- **Text passage**
↓
Getting Started
Installation
LittleKernel is included in Triton-distributed. A standard editable install picks it up automatically:
cd python
TRITON_BUILD_LITTLE_KERNEL=ON pip install -e .
Verify:
python -c "import little_kernel; print('OK')"
Prerequisites:
Python >= 3.9
PyTorch with CUDA support
nvccon$PATH(CUDA Toolkit 12+; CUDA 13 for SM100)
Writing Your First Kernel
A minimal kernel that adds two vectors:
import little_kernel as lk
import little_kernel.language as ll
from little_kernel.core.passes import PASSES
from little_kernel.codegen.codegen_cuda import codegen_cuda
import torch
@lk.ll_kernel(backend="cuda", is_entry=True)
def vec_add(
A: ll.Tensor[ll.float32],
B: ll.Tensor[ll.float32],
C: ll.Tensor[ll.float32],
N: ll.int32,
) -> ll.void:
tid: ll.int32 = ll.blockIdx_x() * ll.blockDim_x() + ll.threadIdx_x()
if tid < N:
C[tid] = A[tid] + B[tid]
# Build
passes = PASSES["cuda"]
N = 1024
kernel = vec_add.build(
passes, codegen_cuda,
grid=(N // 256, 1, 1),
block=(256, 1, 1),
arch="sm_90",
)
# Launch
A = torch.randn(N, device="cuda", dtype=torch.float32)
B = torch.randn(N, device="cuda", dtype=torch.float32)
C = torch.empty(N, device="cuda", dtype=torch.float32)
kernel(A, B, C, N)
torch.cuda.synchronize()
assert torch.allclose(C, A + B)
print("PASS")
↑
- **Objective**
Revise the LittleKernel setup guide starting with "Getting Started" and going on through "install -e .", putting "regular" in place of "standard".

- **Raw records**
↓
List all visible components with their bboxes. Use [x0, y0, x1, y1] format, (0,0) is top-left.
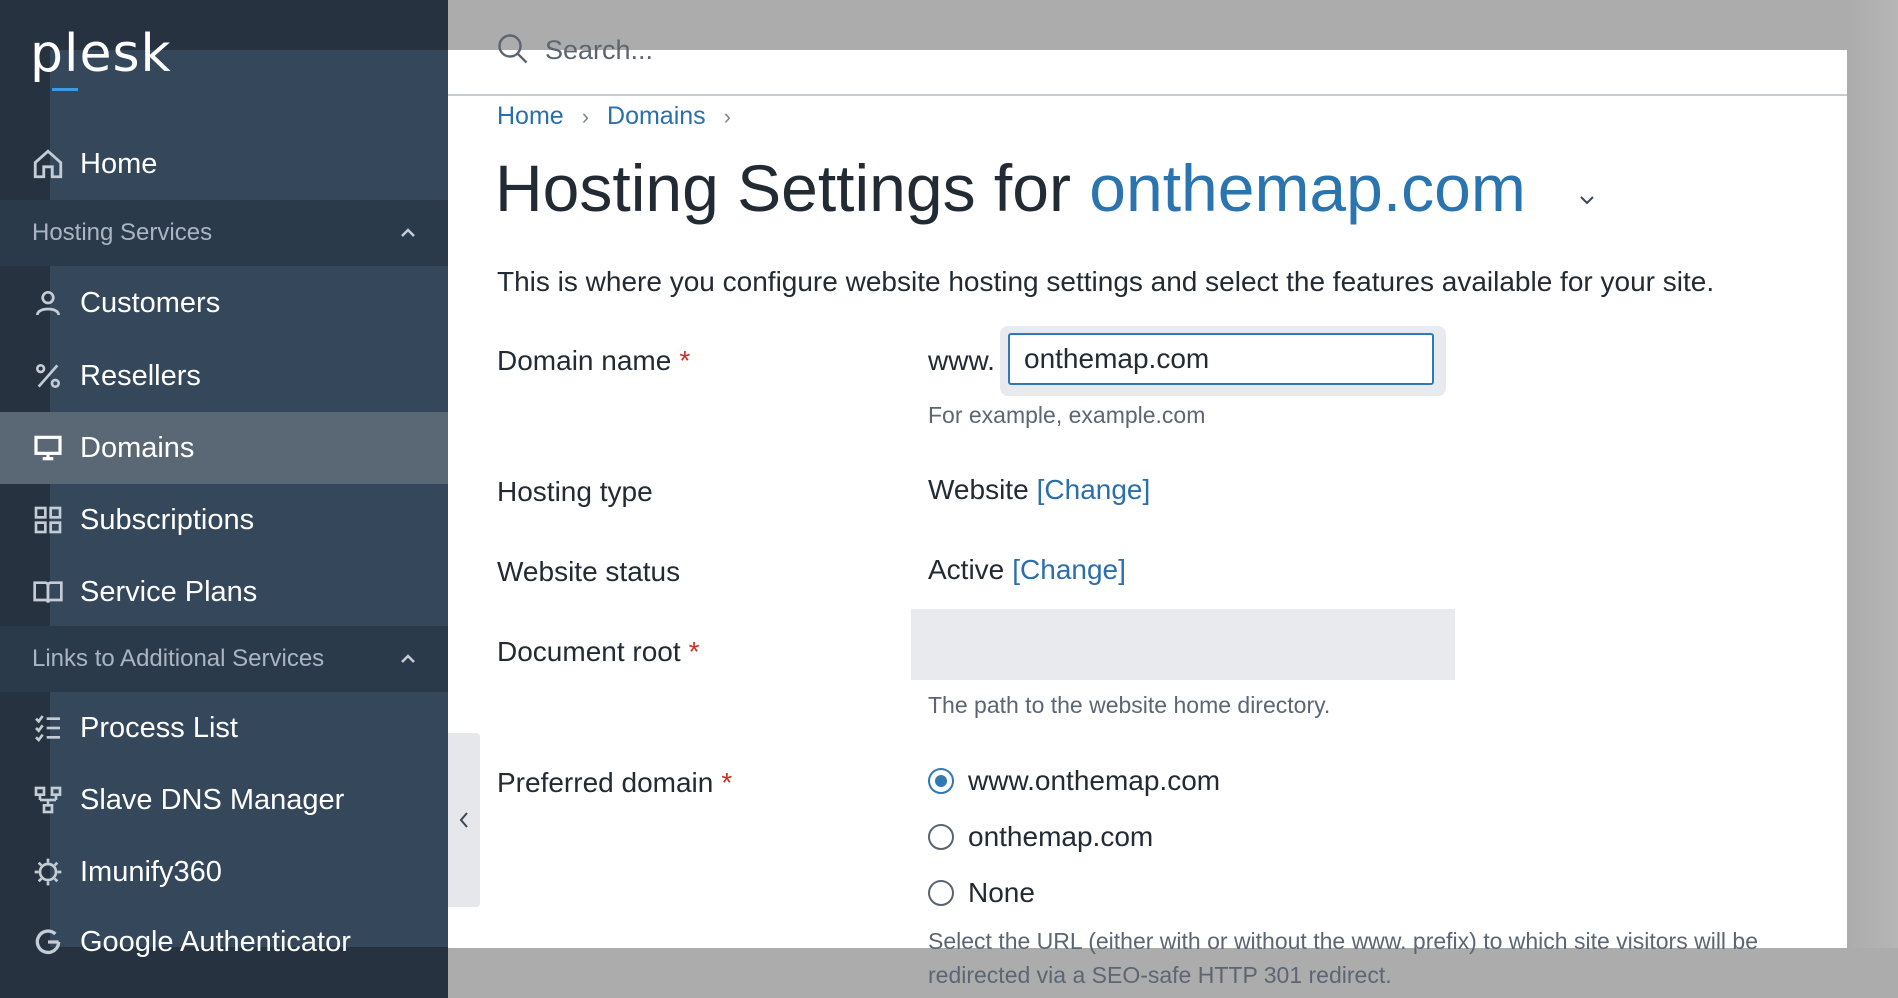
radio-label: www.onthemap.com — [968, 765, 1221, 796]
sidebar-item-label: Customers — [80, 286, 221, 319]
search-icon[interactable] — [495, 31, 533, 69]
sidebar-item-home[interactable]: Home — [0, 128, 448, 200]
radio-label: None — [968, 877, 1035, 908]
home-icon — [30, 146, 66, 182]
required-marker: * — [721, 767, 733, 798]
sidebar-item-label: Imunify360 — [80, 855, 222, 888]
document-root-input[interactable] — [911, 609, 1455, 680]
breadcrumb-domains[interactable]: Domains — [607, 102, 706, 131]
page-title-prefix: Hosting Settings for — [495, 151, 1090, 225]
sidebar-item-label: Resellers — [80, 359, 201, 392]
sidebar-item-label: Service Plans — [80, 575, 258, 608]
google-icon — [30, 924, 66, 960]
website-status-value: Active [Change] — [928, 554, 1126, 586]
domain-input-focus-ring — [1000, 326, 1446, 396]
chevron-down-icon[interactable] — [1575, 188, 1599, 212]
page-description: This is where you configure website host… — [497, 266, 1715, 297]
network-icon — [30, 782, 66, 818]
sidebar-section-label: Hosting Services — [32, 219, 213, 246]
radio-button[interactable] — [928, 824, 954, 850]
document-root-label: Document root * — [497, 636, 700, 668]
change-hosting-type-link[interactable]: [Change] — [1037, 474, 1151, 505]
user-icon — [30, 285, 66, 321]
search-input[interactable] — [543, 33, 1047, 67]
website-status-text: Active — [928, 554, 1005, 585]
sidebar-item-resellers[interactable]: Resellers — [0, 340, 448, 412]
radio-label: onthemap.com — [968, 821, 1154, 852]
search-bar — [448, 22, 1047, 78]
sidebar: plesk Home Hosting Services Customers Re… — [0, 0, 448, 998]
sidebar-item-subscriptions[interactable]: Subscriptions — [0, 484, 448, 556]
sidebar-item-label: Domains — [80, 431, 195, 464]
sidebar-item-label: Slave DNS Manager — [80, 783, 345, 816]
radio-button-checked[interactable] — [928, 768, 954, 794]
header-divider — [448, 94, 1847, 96]
chevron-right-icon: › — [723, 103, 731, 129]
sidebar-item-label: Subscriptions — [80, 503, 255, 536]
required-marker: * — [688, 636, 700, 667]
book-icon — [30, 574, 66, 610]
checklist-icon — [30, 710, 66, 746]
sidebar-item-label: Google Authenticator — [80, 925, 351, 958]
preferred-domain-option-none[interactable]: None — [928, 877, 1035, 909]
domain-name-input[interactable] — [1008, 333, 1434, 385]
plesk-logo[interactable]: plesk — [30, 24, 172, 84]
document-root-hint: The path to the website home directory. — [928, 692, 1331, 718]
sidebar-item-domains[interactable]: Domains — [0, 412, 448, 484]
percent-icon — [30, 358, 66, 394]
sidebar-collapse-handle[interactable] — [448, 733, 480, 907]
sidebar-section-hosting-services[interactable]: Hosting Services — [0, 200, 448, 266]
hosting-type-text: Website — [928, 474, 1029, 505]
sidebar-item-slave-dns-manager[interactable]: Slave DNS Manager — [0, 764, 448, 836]
shield-gear-icon — [30, 854, 66, 890]
website-status-label: Website status — [497, 556, 681, 587]
preferred-domain-option-www[interactable]: www.onthemap.com — [928, 765, 1220, 797]
page-title: Hosting Settings for onthemap.com — [495, 150, 1526, 226]
sidebar-section-links[interactable]: Links to Additional Services — [0, 626, 448, 692]
sidebar-item-label: Process List — [80, 711, 238, 744]
www-prefix: www. — [928, 345, 995, 376]
chevron-right-icon: › — [581, 103, 590, 129]
domain-name-label: Domain name * — [497, 345, 690, 377]
domain-name-label-text: Domain name — [497, 345, 672, 376]
domain-switcher-link[interactable]: onthemap.com — [1089, 151, 1526, 225]
sidebar-item-service-plans[interactable]: Service Plans — [0, 556, 448, 628]
sidebar-item-label: Home — [80, 147, 158, 180]
radio-button[interactable] — [928, 880, 954, 906]
sidebar-item-imunify360[interactable]: Imunify360 — [0, 836, 448, 908]
sidebar-item-customers[interactable]: Customers — [0, 267, 448, 339]
logo-accent — [52, 88, 78, 91]
chevron-up-icon — [398, 223, 418, 243]
grid-icon — [30, 502, 66, 538]
preferred-domain-label: Preferred domain * — [497, 767, 732, 799]
chevron-up-icon — [398, 649, 418, 669]
sidebar-item-process-list[interactable]: Process List — [0, 692, 448, 764]
hosting-type-value: Website [Change] — [928, 474, 1150, 506]
document-root-label-text: Document root — [497, 636, 681, 667]
sidebar-section-label: Links to Additional Services — [32, 645, 325, 672]
required-marker: * — [679, 345, 691, 376]
domain-name-hint: For example, example.com — [928, 402, 1206, 428]
sidebar-item-google-authenticator[interactable]: Google Authenticator — [0, 906, 448, 978]
chevron-left-icon — [459, 812, 468, 828]
preferred-domain-hint: Select the URL (either with or without t… — [928, 928, 1759, 988]
window-edge — [1847, 0, 1898, 998]
breadcrumb-home[interactable]: Home — [497, 102, 564, 131]
monitor-icon — [30, 430, 66, 466]
hosting-type-label: Hosting type — [497, 476, 653, 507]
preferred-domain-option-bare[interactable]: onthemap.com — [928, 821, 1153, 853]
breadcrumb: Home › Domains › — [497, 102, 749, 131]
preferred-domain-label-text: Preferred domain — [497, 767, 714, 798]
change-website-status-link[interactable]: [Change] — [1012, 554, 1126, 585]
↑
- **Exercise solution**
Getting Started
Installation
LittleKernel is included in Triton-distributed. A regular editable install picks it up automatically:
cd python
TRITON_BUILD_LITTLE_KERNEL=ON pip install -e .